- _WHAT TO PRODUCE_
Select all lines in the records that include "sutvarkyti".

- _INFORMATION PROVIDED_
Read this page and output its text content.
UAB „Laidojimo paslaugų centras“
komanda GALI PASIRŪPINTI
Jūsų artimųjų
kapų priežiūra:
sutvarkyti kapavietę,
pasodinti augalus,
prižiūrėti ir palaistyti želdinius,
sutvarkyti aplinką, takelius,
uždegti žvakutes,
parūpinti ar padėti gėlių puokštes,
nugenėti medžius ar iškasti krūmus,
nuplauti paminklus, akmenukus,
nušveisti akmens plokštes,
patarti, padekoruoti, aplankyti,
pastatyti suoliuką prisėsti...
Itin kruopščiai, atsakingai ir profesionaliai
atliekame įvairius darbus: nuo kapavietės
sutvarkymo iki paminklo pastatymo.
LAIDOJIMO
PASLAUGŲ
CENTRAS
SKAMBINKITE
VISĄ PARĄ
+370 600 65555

- _ANSWER TO THIS TASK_
sutvarkyti kapavietę,
sutvarkyti aplinką, takelius,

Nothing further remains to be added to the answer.